Records from a collection:
=-=-=-=-=

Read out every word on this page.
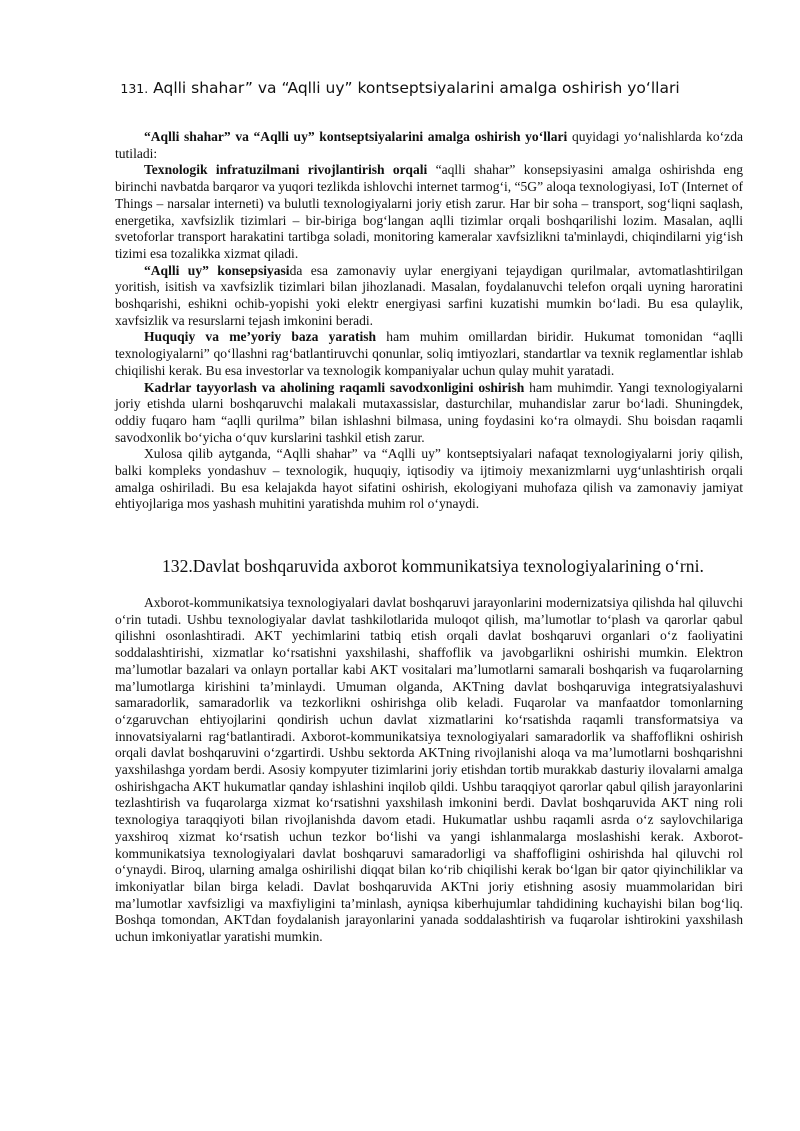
131. Aqlli shahar” va “Aqlli uy” kontseptsiyalarini amalga oshirish yo‘llari

“Aqlli shahar” va “Aqlli uy” kontseptsiyalarini amalga oshirish yo‘llari quyidagi yo‘nalishlarda ko‘zda tutiladi:

Texnologik infratuzilmani rivojlantirish orqali “aqlli shahar” konsepsiyasini amalga oshirishda eng birinchi navbatda barqaror va yuqori tezlikda ishlovchi internet tarmog‘i, “5G” aloqa texnologiyasi, IoT (Internet of Things – narsalar interneti) va bulutli texnologiyalarni joriy etish zarur. Har bir soha – transport, sog‘liqni saqlash, energetika, xavfsizlik tizimlari – bir-biriga bog‘langan aqlli tizimlar orqali boshqarilishi lozim. Masalan, aqlli svetoforlar transport harakatini tartibga soladi, monitoring kameralar xavfsizlikni ta'minlaydi, chiqindilarni yig‘ish tizimi esa tozalikka xizmat qiladi.

“Aqlli uy” konsepsiyasida esa zamonaviy uylar energiyani tejaydigan qurilmalar, avtomatlashtirilgan yoritish, isitish va xavfsizlik tizimlari bilan jihozlanadi. Masalan, foydalanuvchi telefon orqali uyning haroratini boshqarishi, eshikni ochib-yopishi yoki elektr energiyasi sarfini kuzatishi mumkin bo‘ladi. Bu esa qulaylik, xavfsizlik va resurslarni tejash imkonini beradi.

Huquqiy va me’yoriy baza yaratish ham muhim omillardan biridir. Hukumat tomonidan “aqlli texnologiyalarni” qo‘llashni rag‘batlantiruvchi qonunlar, soliq imtiyozlari, standartlar va texnik reglamentlar ishlab chiqilishi kerak. Bu esa investorlar va texnologik kompaniyalar uchun qulay muhit yaratadi.

Kadrlar tayyorlash va aholining raqamli savodxonligini oshirish ham muhimdir. Yangi texnologiyalarni joriy etishda ularni boshqaruvchi malakali mutaxassislar, dasturchilar, muhandislar zarur bo‘ladi. Shuningdek, oddiy fuqaro ham “aqlli qurilma” bilan ishlashni bilmasa, uning foydasini ko‘ra olmaydi. Shu boisdan raqamli savodxonlik bo‘yicha o‘quv kurslarini tashkil etish zarur.

Xulosa qilib aytganda, “Aqlli shahar” va “Aqlli uy” kontseptsiyalari nafaqat texnologiyalarni joriy qilish, balki kompleks yondashuv – texnologik, huquqiy, iqtisodiy va ijtimoiy mexanizmlarni uyg‘unlashtirish orqali amalga oshiriladi. Bu esa kelajakda hayot sifatini oshirish, ekologiyani muhofaza qilish va zamonaviy jamiyat ehtiyojlariga mos yashash muhitini yaratishda muhim rol o‘ynaydi.

132.Davlat boshqaruvida axborot kommunikatsiya texnologiyalarining o‘rni.

Axborot-kommunikatsiya texnologiyalari davlat boshqaruvi jarayonlarini modernizatsiya qilishda hal qiluvchi o‘rin tutadi. Ushbu texnologiyalar davlat tashkilotlarida muloqot qilish, ma’lumotlar to‘plash va qarorlar qabul qilishni osonlashtiradi. AKT yechimlarini tatbiq etish orqali davlat boshqaruvi organlari o‘z faoliyatini soddalashtirishi, xizmatlar ko‘rsatishni yaxshilashi, shaffoflik va javobgarlikni oshirishi mumkin. Elektron ma’lumotlar bazalari va onlayn portallar kabi AKT vositalari ma’lumotlarni samarali boshqarish va fuqarolarning ma’lumotlarga kirishini ta’minlaydi. Umuman olganda, AKTning davlat boshqaruviga integratsiyalashuvi samaradorlik, samaradorlik va tezkorlikni oshirishga olib keladi. Fuqarolar va manfaatdor tomonlarning o‘zgaruvchan ehtiyojlarini qondirish uchun davlat xizmatlarini ko‘rsatishda raqamli transformatsiya va innovatsiyalarni rag‘batlantiradi. Axborot-kommunikatsiya texnologiyalari samaradorlik va shaffoflikni oshirish orqali davlat boshqaruvini o‘zgartirdi. Ushbu sektorda AKTning rivojlanishi aloqa va ma’lumotlarni boshqarishni yaxshilashga yordam berdi. Asosiy kompyuter tizimlarini joriy etishdan tortib murakkab dasturiy ilovalarni amalga oshirishgacha AKT hukumatlar qanday ishlashini inqilob qildi. Ushbu taraqqiyot qarorlar qabul qilish jarayonlarini tezlashtirish va fuqarolarga xizmat ko‘rsatishni yaxshilash imkonini berdi. Davlat boshqaruvida AKT ning roli texnologiya taraqqiyoti bilan rivojlanishda davom etadi. Hukumatlar ushbu raqamli asrda o‘z saylovchilariga yaxshiroq xizmat ko‘rsatish uchun tezkor bo‘lishi va yangi ishlanmalarga moslashishi kerak. Axborot-kommunikatsiya texnologiyalari davlat boshqaruvi samaradorligi va shaffofligini oshirishda hal qiluvchi rol o‘ynaydi. Biroq, ularning amalga oshirilishi diqqat bilan ko‘rib chiqilishi kerak bo‘lgan bir qator qiyinchiliklar va imkoniyatlar bilan birga keladi. Davlat boshqaruvida AKTni joriy etishning asosiy muammolaridan biri ma’lumotlar xavfsizligi va maxfiyligini ta’minlash, ayniqsa kiberhujumlar tahdidining kuchayishi bilan bog‘liq. Boshqa tomondan, AKTdan foydalanish jarayonlarini yanada soddalashtirish va fuqarolar ishtirokini yaxshilash uchun imkoniyatlar yaratishi mumkin.
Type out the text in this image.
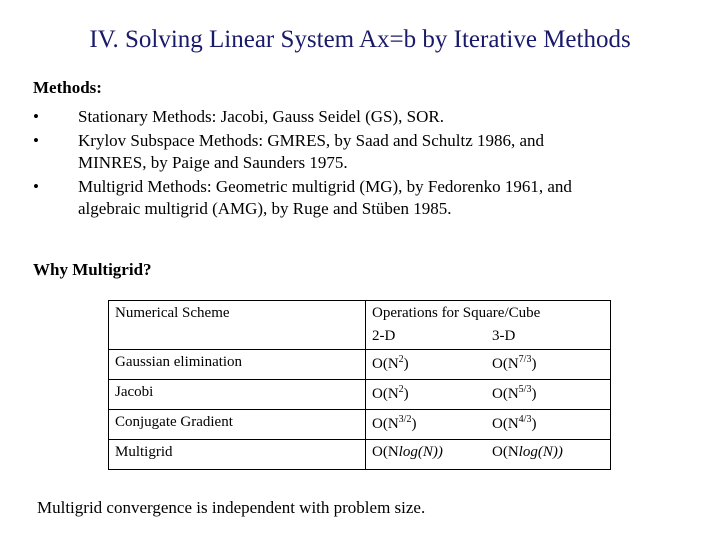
IV. Solving Linear System Ax=b by Iterative Methods
Methods:
•	Stationary Methods: Jacobi, Gauss Seidel (GS), SOR.
•	Krylov Subspace Methods: GMRES, by Saad and Schultz 1986, and
MINRES, by Paige and Saunders 1975.
•	Multigrid Methods: Geometric multigrid (MG), by Fedorenko 1961, and
algebraic multigrid (AMG), by Ruge and Stüben 1985.
Why Multigrid?
Numerical Scheme	Operations for Square/Cube
2-D 3-D

Gaussian elimination	$O(N^2)$ $O(N^{7/3})$
Jacobi	$O(N^2)$ $O(N^{5/3})$
Conjugate Gradient	$O(N^{3/2})$ $O(N^{4/3})$
Multigrid	O(Nlog(N)) O(Nlog(N))
Multigrid convergence is independent with problem size.
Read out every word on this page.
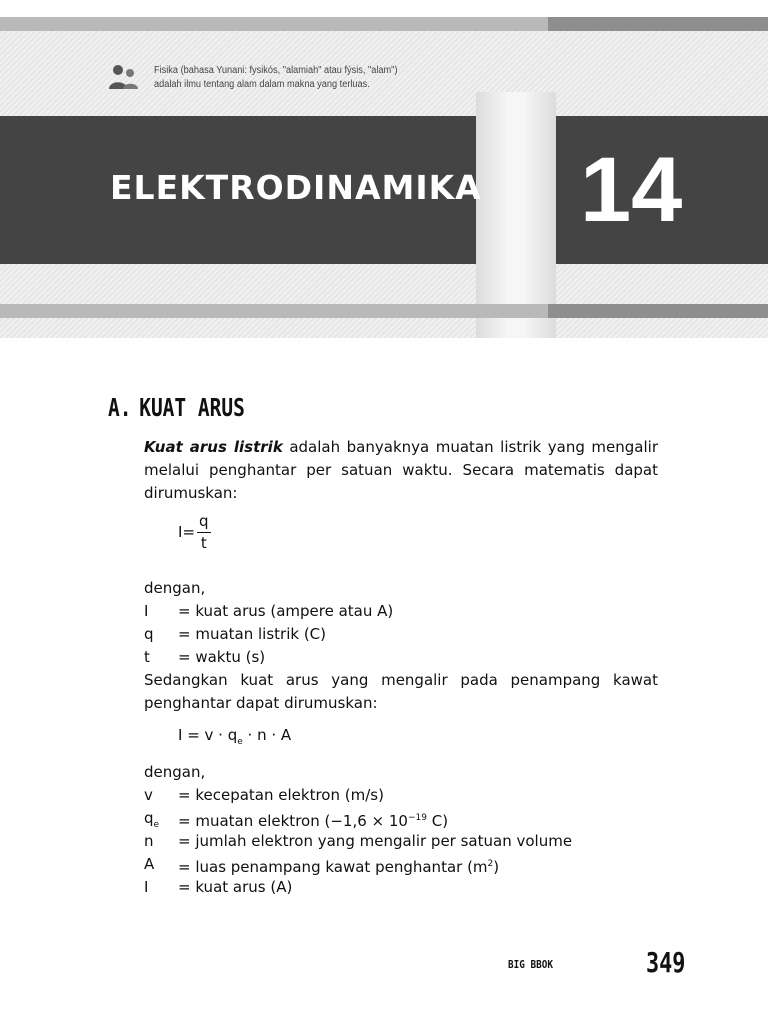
Fisika (bahasa Yunani: fysikós, "alamiah" atau fýsis, "alam")
adalah ilmu tentang alam dalam makna yang terluas.
ELEKTRODINAMIKA 14
A. KUAT ARUS

Kuat arus listrik adalah banyaknya muatan listrik yang mengalir melalui penghantar per satuan waktu. Secara matematis dapat dirumuskan:

$I = \frac{q}{t}$
dengan,
I	= kuat arus (ampere atau A)
q	= muatan listrik (C)
t	= waktu (s)

Sedangkan kuat arus yang mengalir pada penampang kawat penghantar dapat dirumuskan:

$I = v \cdot q_e \cdot n \cdot A$
dengan,
v	= kecepatan elektron (m/s)
$q_e$	= muatan elektron ($-1,6 \times 10^{-19}$ C)
n	= jumlah elektron yang mengalir per satuan volume
A	= luas penampang kawat penghantar $(m^2)$
I	= kuat arus (A)
BIG BBOK	349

=-=-=-=-=

The task – Exactly reproduce the entries above, minus the pictures.

Exercise output –
Read out every word on this page.
131. Aqlli shahar” va “Aqlli uy” kontseptsiyalarini amalga oshirish yo‘llari

“Aqlli shahar” va “Aqlli uy” kontseptsiyalarini amalga oshirish yo‘llari quyidagi yo‘nalishlarda ko‘zda tutiladi:

Texnologik infratuzilmani rivojlantirish orqali “aqlli shahar” konsepsiyasini amalga oshirishda eng birinchi navbatda barqaror va yuqori tezlikda ishlovchi internet tarmog‘i, “5G” aloqa texnologiyasi, IoT (Internet of Things – narsalar interneti) va bulutli texnologiyalarni joriy etish zarur. Har bir soha – transport, sog‘liqni saqlash, energetika, xavfsizlik tizimlari – bir-biriga bog‘langan aqlli tizimlar orqali boshqarilishi lozim. Masalan, aqlli svetoforlar transport harakatini tartibga soladi, monitoring kameralar xavfsizlikni ta'minlaydi, chiqindilarni yig‘ish tizimi esa tozalikka xizmat qiladi.

“Aqlli uy” konsepsiyasida esa zamonaviy uylar energiyani tejaydigan qurilmalar, avtomatlashtirilgan yoritish, isitish va xavfsizlik tizimlari bilan jihozlanadi. Masalan, foydalanuvchi telefon orqali uyning haroratini boshqarishi, eshikni ochib-yopishi yoki elektr energiyasi sarfini kuzatishi mumkin bo‘ladi. Bu esa qulaylik, xavfsizlik va resurslarni tejash imkonini beradi.

Huquqiy va me’yoriy baza yaratish ham muhim omillardan biridir. Hukumat tomonidan “aqlli texnologiyalarni” qo‘llashni rag‘batlantiruvchi qonunlar, soliq imtiyozlari, standartlar va texnik reglamentlar ishlab chiqilishi kerak. Bu esa investorlar va texnologik kompaniyalar uchun qulay muhit yaratadi.

Kadrlar tayyorlash va aholining raqamli savodxonligini oshirish ham muhimdir. Yangi texnologiyalarni joriy etishda ularni boshqaruvchi malakali mutaxassislar, dasturchilar, muhandislar zarur bo‘ladi. Shuningdek, oddiy fuqaro ham “aqlli qurilma” bilan ishlashni bilmasa, uning foydasini ko‘ra olmaydi. Shu boisdan raqamli savodxonlik bo‘yicha o‘quv kurslarini tashkil etish zarur.

Xulosa qilib aytganda, “Aqlli shahar” va “Aqlli uy” kontseptsiyalari nafaqat texnologiyalarni joriy qilish, balki kompleks yondashuv – texnologik, huquqiy, iqtisodiy va ijtimoiy mexanizmlarni uyg‘unlashtirish orqali amalga oshiriladi. Bu esa kelajakda hayot sifatini oshirish, ekologiyani muhofaza qilish va zamonaviy jamiyat ehtiyojlariga mos yashash muhitini yaratishda muhim rol o‘ynaydi.

132.Davlat boshqaruvida axborot kommunikatsiya texnologiyalarining o‘rni.

Axborot-kommunikatsiya texnologiyalari davlat boshqaruvi jarayonlarini modernizatsiya qilishda hal qiluvchi o‘rin tutadi. Ushbu texnologiyalar davlat tashkilotlarida muloqot qilish, ma’lumotlar to‘plash va qarorlar qabul qilishni osonlashtiradi. AKT yechimlarini tatbiq etish orqali davlat boshqaruvi organlari o‘z faoliyatini soddalashtirishi, xizmatlar ko‘rsatishni yaxshilashi, shaffoflik va javobgarlikni oshirishi mumkin. Elektron ma’lumotlar bazalari va onlayn portallar kabi AKT vositalari ma’lumotlarni samarali boshqarish va fuqarolarning ma’lumotlarga kirishini ta’minlaydi. Umuman olganda, AKTning davlat boshqaruviga integratsiyalashuvi samaradorlik, samaradorlik va tezkorlikni oshirishga olib keladi. Fuqarolar va manfaatdor tomonlarning o‘zgaruvchan ehtiyojlarini qondirish uchun davlat xizmatlarini ko‘rsatishda raqamli transformatsiya va innovatsiyalarni rag‘batlantiradi. Axborot-kommunikatsiya texnologiyalari samaradorlik va shaffoflikni oshirish orqali davlat boshqaruvini o‘zgartirdi. Ushbu sektorda AKTning rivojlanishi aloqa va ma’lumotlarni boshqarishni yaxshilashga yordam berdi. Asosiy kompyuter tizimlarini joriy etishdan tortib murakkab dasturiy ilovalarni amalga oshirishgacha AKT hukumatlar qanday ishlashini inqilob qildi. Ushbu taraqqiyot qarorlar qabul qilish jarayonlarini tezlashtirish va fuqarolarga xizmat ko‘rsatishni yaxshilash imkonini berdi. Davlat boshqaruvida AKT ning roli texnologiya taraqqiyoti bilan rivojlanishda davom etadi. Hukumatlar ushbu raqamli asrda o‘z saylovchilariga yaxshiroq xizmat ko‘rsatish uchun tezkor bo‘lishi va yangi ishlanmalarga moslashishi kerak. Axborot-kommunikatsiya texnologiyalari davlat boshqaruvi samaradorligi va shaffofligini oshirishda hal qiluvchi rol o‘ynaydi. Biroq, ularning amalga oshirilishi diqqat bilan ko‘rib chiqilishi kerak bo‘lgan bir qator qiyinchiliklar va imkoniyatlar bilan birga keladi. Davlat boshqaruvida AKTni joriy etishning asosiy muammolaridan biri ma’lumotlar xavfsizligi va maxfiyligini ta’minlash, ayniqsa kiberhujumlar tahdidining kuchayishi bilan bog‘liq. Boshqa tomondan, AKTdan foydalanish jarayonlarini yanada soddalashtirish va fuqarolar ishtirokini yaxshilash uchun imkoniyatlar yaratishi mumkin.
Type out the text in this image.
IV. Solving Linear System Ax=b by Iterative Methods
Methods:
•	Stationary Methods: Jacobi, Gauss Seidel (GS), SOR.
•	Krylov Subspace Methods: GMRES, by Saad and Schultz 1986, and
MINRES, by Paige and Saunders 1975.
•	Multigrid Methods: Geometric multigrid (MG), by Fedorenko 1961, and
algebraic multigrid (AMG), by Ruge and Stüben 1985.
Why Multigrid?
Numerical Scheme	Operations for Square/Cube
2-D 3-D

Gaussian elimination	$O(N^2)$ $O(N^{7/3})$
Jacobi	$O(N^2)$ $O(N^{5/3})$
Conjugate Gradient	$O(N^{3/2})$ $O(N^{4/3})$
Multigrid	O(Nlog(N)) O(Nlog(N))
Multigrid convergence is independent with problem size.
Read out every word on this page.
Fisika (bahasa Yunani: fysikós, "alamiah" atau fýsis, "alam")
adalah ilmu tentang alam dalam makna yang terluas.
ELEKTRODINAMIKA 14
A. KUAT ARUS

Kuat arus listrik adalah banyaknya muatan listrik yang mengalir melalui penghantar per satuan waktu. Secara matematis dapat dirumuskan:

$I = \frac{q}{t}$
dengan,
I	= kuat arus (ampere atau A)
q	= muatan listrik (C)
t	= waktu (s)

Sedangkan kuat arus yang mengalir pada penampang kawat penghantar dapat dirumuskan:

$I = v \cdot q_e \cdot n \cdot A$
dengan,
v	= kecepatan elektron (m/s)
$q_e$	= muatan elektron ($-1,6 \times 10^{-19}$ C)
n	= jumlah elektron yang mengalir per satuan volume
A	= luas penampang kawat penghantar $(m^2)$
I	= kuat arus (A)
BIG BBOK	349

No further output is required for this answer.